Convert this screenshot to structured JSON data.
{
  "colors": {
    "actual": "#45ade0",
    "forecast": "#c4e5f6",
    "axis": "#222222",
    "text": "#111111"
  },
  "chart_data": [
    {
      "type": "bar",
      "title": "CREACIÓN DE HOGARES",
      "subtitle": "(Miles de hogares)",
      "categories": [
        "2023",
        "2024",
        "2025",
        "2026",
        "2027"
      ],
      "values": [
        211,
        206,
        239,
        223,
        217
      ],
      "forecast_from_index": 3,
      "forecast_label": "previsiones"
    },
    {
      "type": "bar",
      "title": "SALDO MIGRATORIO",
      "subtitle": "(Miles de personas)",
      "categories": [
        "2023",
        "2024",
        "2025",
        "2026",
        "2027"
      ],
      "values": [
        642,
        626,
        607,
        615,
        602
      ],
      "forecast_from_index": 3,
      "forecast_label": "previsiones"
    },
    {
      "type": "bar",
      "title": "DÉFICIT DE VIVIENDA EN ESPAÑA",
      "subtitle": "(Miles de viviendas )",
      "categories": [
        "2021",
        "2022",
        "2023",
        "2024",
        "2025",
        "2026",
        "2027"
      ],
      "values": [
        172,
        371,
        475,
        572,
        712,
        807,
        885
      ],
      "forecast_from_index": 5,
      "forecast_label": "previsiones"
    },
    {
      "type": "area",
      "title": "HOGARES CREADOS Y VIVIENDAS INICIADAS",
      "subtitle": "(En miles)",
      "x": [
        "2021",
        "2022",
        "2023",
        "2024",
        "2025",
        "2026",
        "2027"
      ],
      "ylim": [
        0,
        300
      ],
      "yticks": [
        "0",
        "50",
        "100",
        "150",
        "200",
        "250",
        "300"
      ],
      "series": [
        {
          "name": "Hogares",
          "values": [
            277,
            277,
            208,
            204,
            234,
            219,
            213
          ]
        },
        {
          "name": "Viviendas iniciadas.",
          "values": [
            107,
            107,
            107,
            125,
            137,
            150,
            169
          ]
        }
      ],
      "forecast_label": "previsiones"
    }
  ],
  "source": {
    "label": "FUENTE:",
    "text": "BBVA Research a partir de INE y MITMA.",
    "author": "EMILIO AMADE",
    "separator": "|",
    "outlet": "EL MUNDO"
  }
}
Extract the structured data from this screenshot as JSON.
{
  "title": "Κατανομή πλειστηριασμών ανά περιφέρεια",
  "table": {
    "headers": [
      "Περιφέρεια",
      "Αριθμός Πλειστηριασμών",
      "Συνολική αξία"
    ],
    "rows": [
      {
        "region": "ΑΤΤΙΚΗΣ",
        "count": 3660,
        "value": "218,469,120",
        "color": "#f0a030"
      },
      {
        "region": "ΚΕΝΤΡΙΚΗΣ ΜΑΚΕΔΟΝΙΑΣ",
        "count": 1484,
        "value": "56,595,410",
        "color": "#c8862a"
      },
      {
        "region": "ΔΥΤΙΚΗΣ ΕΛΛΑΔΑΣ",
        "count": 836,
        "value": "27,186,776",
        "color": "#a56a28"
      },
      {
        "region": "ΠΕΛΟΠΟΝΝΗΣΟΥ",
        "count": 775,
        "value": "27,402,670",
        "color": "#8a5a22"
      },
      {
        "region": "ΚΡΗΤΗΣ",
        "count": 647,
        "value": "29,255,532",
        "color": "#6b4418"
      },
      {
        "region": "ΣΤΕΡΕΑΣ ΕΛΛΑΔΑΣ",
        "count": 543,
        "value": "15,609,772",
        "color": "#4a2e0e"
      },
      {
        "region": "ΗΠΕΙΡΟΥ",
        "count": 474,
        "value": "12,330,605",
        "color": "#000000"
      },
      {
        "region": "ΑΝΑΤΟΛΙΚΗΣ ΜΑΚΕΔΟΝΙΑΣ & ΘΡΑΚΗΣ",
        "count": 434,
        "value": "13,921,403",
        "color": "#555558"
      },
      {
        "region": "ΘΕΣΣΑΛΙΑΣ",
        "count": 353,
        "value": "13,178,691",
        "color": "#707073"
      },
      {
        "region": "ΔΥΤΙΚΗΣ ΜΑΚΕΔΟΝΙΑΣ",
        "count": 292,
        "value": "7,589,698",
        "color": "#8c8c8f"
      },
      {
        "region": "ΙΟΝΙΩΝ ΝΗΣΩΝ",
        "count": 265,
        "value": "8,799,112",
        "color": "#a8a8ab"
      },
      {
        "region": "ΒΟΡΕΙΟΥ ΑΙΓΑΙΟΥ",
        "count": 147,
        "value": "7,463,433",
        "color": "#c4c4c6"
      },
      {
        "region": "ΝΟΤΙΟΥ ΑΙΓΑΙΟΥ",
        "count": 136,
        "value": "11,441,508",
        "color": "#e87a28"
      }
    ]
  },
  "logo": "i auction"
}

————

Extract the listing in its entirety and repeat it exactly.

Convert this screenshot to structured JSON data.
{
  "colors": {
    "actual": "#45ade0",
    "forecast": "#c4e5f6",
    "axis": "#222222",
    "text": "#111111"
  },
  "chart_data": [
    {
      "type": "bar",
      "title": "CREACIÓN DE HOGARES",
      "subtitle": "(Miles de hogares)",
      "categories": [
        "2023",
        "2024",
        "2025",
        "2026",
        "2027"
      ],
      "values": [
        211,
        206,
        239,
        223,
        217
      ],
      "forecast_from_index": 3,
      "forecast_label": "previsiones"
    },
    {
      "type": "bar",
      "title": "SALDO MIGRATORIO",
      "subtitle": "(Miles de personas)",
      "categories": [
        "2023",
        "2024",
        "2025",
        "2026",
        "2027"
      ],
      "values": [
        642,
        626,
        607,
        615,
        602
      ],
      "forecast_from_index": 3,
      "forecast_label": "previsiones"
    },
    {
      "type": "bar",
      "title": "DÉFICIT DE VIVIENDA EN ESPAÑA",
      "subtitle": "(Miles de viviendas )",
      "categories": [
        "2021",
        "2022",
        "2023",
        "2024",
        "2025",
        "2026",
        "2027"
      ],
      "values": [
        172,
        371,
        475,
        572,
        712,
        807,
        885
      ],
      "forecast_from_index": 5,
      "forecast_label": "previsiones"
    },
    {
      "type": "area",
      "title": "HOGARES CREADOS Y VIVIENDAS INICIADAS",
      "subtitle": "(En miles)",
      "x": [
        "2021",
        "2022",
        "2023",
        "2024",
        "2025",
        "2026",
        "2027"
      ],
      "ylim": [
        0,
        300
      ],
      "yticks": [
        "0",
        "50",
        "100",
        "150",
        "200",
        "250",
        "300"
      ],
      "series": [
        {
          "name": "Hogares",
          "values": [
            277,
            277,
            208,
            204,
            234,
            219,
            213
          ]
        },
        {
          "name": "Viviendas iniciadas.",
          "values": [
            107,
            107,
            107,
            125,
            137,
            150,
            169
          ]
        }
      ],
      "forecast_label": "previsiones"
    }
  ],
  "source": {
    "label": "FUENTE:",
    "text": "BBVA Research a partir de INE y MITMA.",
    "author": "EMILIO AMADE",
    "separator": "|",
    "outlet": "EL MUNDO"
  }
}
Extract the structured data from this screenshot as JSON.
{
  "title": "Κατανομή πλειστηριασμών ανά περιφέρεια",
  "table": {
    "headers": [
      "Περιφέρεια",
      "Αριθμός Πλειστηριασμών",
      "Συνολική αξία"
    ],
    "rows": [
      {
        "region": "ΑΤΤΙΚΗΣ",
        "count": 3660,
        "value": "218,469,120",
        "color": "#f0a030"
      },
      {
        "region": "ΚΕΝΤΡΙΚΗΣ ΜΑΚΕΔΟΝΙΑΣ",
        "count": 1484,
        "value": "56,595,410",
        "color": "#c8862a"
      },
      {
        "region": "ΔΥΤΙΚΗΣ ΕΛΛΑΔΑΣ",
        "count": 836,
        "value": "27,186,776",
        "color": "#a56a28"
      },
      {
        "region": "ΠΕΛΟΠΟΝΝΗΣΟΥ",
        "count": 775,
        "value": "27,402,670",
        "color": "#8a5a22"
      },
      {
        "region": "ΚΡΗΤΗΣ",
        "count": 647,
        "value": "29,255,532",
        "color": "#6b4418"
      },
      {
        "region": "ΣΤΕΡΕΑΣ ΕΛΛΑΔΑΣ",
        "count": 543,
        "value": "15,609,772",
        "color": "#4a2e0e"
      },
      {
        "region": "ΗΠΕΙΡΟΥ",
        "count": 474,
        "value": "12,330,605",
        "color": "#000000"
      },
      {
        "region": "ΑΝΑΤΟΛΙΚΗΣ ΜΑΚΕΔΟΝΙΑΣ & ΘΡΑΚΗΣ",
        "count": 434,
        "value": "13,921,403",
        "color": "#555558"
      },
      {
        "region": "ΘΕΣΣΑΛΙΑΣ",
        "count": 353,
        "value": "13,178,691",
        "color": "#707073"
      },
      {
        "region": "ΔΥΤΙΚΗΣ ΜΑΚΕΔΟΝΙΑΣ",
        "count": 292,
        "value": "7,589,698",
        "color": "#8c8c8f"
      },
      {
        "region": "ΙΟΝΙΩΝ ΝΗΣΩΝ",
        "count": 265,
        "value": "8,799,112",
        "color": "#a8a8ab"
      },
      {
        "region": "ΒΟΡΕΙΟΥ ΑΙΓΑΙΟΥ",
        "count": 147,
        "value": "7,463,433",
        "color": "#c4c4c6"
      },
      {
        "region": "ΝΟΤΙΟΥ ΑΙΓΑΙΟΥ",
        "count": 136,
        "value": "11,441,508",
        "color": "#e87a28"
      }
    ]
  },
  "logo": "i auction"
}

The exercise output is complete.